--- Aim of the task ---
Select and copy out every line in the records containing "JSON".

--- Given records ---

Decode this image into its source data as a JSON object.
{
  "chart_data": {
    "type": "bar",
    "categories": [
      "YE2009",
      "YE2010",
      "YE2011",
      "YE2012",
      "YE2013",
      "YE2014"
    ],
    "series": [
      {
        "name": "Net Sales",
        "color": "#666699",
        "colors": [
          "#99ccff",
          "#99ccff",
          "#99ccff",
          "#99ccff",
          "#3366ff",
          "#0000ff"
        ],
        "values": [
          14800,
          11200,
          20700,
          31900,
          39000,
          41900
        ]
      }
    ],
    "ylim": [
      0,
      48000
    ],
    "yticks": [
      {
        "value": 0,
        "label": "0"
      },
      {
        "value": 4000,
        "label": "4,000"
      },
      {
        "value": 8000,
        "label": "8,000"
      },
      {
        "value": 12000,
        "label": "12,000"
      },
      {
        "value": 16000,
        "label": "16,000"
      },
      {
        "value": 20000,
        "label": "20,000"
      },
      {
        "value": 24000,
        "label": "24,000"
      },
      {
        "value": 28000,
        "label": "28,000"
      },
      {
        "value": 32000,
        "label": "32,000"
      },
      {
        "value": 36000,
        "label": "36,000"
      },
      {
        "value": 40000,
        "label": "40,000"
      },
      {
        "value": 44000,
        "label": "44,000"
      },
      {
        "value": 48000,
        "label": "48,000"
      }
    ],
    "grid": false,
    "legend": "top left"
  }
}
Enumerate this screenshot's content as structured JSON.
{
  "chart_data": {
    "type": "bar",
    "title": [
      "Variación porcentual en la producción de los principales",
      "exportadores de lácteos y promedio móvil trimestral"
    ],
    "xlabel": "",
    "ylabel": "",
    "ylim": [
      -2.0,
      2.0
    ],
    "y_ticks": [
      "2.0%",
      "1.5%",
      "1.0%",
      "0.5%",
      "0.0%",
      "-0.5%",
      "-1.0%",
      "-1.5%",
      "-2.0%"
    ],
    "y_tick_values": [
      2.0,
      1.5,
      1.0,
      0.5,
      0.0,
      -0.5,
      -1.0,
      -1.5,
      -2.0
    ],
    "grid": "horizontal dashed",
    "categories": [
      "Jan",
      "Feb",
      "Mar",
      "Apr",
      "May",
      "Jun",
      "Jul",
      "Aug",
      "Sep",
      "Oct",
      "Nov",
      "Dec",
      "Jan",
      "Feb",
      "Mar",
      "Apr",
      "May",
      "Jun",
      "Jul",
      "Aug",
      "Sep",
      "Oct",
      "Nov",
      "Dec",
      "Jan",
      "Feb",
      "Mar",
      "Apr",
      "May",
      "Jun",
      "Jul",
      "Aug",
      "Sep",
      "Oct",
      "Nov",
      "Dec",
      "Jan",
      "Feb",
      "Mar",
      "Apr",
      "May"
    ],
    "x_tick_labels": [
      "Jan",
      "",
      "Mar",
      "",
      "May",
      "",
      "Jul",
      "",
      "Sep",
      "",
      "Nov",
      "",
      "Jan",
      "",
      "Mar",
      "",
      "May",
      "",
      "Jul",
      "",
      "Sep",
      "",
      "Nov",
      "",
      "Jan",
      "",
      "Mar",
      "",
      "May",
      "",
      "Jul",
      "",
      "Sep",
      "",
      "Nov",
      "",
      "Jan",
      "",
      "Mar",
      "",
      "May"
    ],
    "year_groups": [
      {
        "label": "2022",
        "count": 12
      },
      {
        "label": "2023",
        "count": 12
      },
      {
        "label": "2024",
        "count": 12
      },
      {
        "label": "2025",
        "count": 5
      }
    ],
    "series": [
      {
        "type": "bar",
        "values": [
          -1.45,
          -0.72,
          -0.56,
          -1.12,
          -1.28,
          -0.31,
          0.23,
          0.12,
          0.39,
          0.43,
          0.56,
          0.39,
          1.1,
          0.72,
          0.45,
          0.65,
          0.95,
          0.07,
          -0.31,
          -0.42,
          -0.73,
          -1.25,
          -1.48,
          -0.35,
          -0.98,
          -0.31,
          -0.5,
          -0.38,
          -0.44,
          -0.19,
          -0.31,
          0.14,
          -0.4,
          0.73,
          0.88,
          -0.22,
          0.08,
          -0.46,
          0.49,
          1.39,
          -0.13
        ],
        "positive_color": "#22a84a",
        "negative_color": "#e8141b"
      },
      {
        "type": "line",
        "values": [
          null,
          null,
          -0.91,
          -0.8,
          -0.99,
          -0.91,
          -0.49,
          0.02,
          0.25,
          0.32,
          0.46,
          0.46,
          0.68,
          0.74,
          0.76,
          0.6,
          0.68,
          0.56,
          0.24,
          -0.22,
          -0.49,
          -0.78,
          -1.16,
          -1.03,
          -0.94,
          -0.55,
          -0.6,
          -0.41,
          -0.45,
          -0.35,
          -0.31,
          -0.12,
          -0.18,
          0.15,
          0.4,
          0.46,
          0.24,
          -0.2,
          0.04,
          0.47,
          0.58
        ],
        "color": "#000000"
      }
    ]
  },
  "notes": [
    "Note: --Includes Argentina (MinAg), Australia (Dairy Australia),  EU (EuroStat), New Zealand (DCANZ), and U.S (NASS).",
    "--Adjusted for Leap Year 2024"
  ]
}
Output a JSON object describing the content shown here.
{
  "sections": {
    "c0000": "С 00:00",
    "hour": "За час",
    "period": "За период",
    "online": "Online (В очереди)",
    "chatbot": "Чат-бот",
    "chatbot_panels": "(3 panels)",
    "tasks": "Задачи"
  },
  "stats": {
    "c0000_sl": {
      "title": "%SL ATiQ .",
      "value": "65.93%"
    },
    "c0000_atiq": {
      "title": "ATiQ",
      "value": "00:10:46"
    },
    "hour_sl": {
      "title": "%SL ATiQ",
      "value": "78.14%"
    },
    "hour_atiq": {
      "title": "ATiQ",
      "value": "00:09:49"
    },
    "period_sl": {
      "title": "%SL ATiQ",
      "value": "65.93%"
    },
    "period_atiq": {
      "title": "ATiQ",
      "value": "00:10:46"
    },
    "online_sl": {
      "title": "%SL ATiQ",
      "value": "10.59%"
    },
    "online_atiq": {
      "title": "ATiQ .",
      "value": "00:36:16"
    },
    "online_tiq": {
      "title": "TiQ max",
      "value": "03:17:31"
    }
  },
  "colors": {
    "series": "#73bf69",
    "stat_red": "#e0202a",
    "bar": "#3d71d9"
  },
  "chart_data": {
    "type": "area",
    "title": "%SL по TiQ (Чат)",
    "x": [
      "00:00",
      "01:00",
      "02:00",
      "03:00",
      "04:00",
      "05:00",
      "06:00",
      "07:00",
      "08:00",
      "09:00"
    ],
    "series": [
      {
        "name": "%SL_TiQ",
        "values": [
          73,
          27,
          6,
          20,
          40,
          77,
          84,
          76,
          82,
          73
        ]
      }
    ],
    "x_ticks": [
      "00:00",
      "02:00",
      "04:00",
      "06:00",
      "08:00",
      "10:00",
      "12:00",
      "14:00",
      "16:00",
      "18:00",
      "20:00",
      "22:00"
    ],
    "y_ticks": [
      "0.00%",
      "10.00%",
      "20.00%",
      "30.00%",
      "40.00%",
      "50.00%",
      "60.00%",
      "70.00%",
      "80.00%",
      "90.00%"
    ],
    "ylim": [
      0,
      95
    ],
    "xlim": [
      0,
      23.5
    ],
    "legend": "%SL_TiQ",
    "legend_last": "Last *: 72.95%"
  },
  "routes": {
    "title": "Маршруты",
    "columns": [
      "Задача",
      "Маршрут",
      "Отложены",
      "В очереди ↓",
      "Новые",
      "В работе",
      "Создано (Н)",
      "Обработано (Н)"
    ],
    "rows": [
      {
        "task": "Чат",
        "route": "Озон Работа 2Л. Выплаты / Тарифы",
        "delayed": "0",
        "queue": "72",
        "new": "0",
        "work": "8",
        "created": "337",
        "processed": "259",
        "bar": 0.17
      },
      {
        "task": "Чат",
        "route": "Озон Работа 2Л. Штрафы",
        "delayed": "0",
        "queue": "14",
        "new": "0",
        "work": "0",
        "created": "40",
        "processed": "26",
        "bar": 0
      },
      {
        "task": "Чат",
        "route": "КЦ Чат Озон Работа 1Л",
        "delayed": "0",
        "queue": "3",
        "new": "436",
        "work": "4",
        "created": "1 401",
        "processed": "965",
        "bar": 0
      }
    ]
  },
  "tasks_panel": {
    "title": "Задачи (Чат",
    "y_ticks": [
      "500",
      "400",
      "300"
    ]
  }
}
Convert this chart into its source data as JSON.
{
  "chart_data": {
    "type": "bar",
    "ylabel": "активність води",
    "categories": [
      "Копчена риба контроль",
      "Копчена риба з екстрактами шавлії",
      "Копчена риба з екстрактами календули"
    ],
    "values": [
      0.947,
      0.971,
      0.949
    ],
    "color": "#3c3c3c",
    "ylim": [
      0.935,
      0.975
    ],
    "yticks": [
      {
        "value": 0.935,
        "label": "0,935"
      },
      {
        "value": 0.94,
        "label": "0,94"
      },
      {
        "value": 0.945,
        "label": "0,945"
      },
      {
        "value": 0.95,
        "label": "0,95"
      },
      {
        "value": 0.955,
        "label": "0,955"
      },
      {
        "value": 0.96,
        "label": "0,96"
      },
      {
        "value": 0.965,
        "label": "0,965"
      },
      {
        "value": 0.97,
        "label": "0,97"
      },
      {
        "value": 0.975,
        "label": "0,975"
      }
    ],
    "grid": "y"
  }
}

--- Full solution ---
Decode this image into its source data as a JSON object.
Enumerate this screenshot's content as structured JSON.
Output a JSON object describing the content shown here.
Convert this chart into its source data as JSON.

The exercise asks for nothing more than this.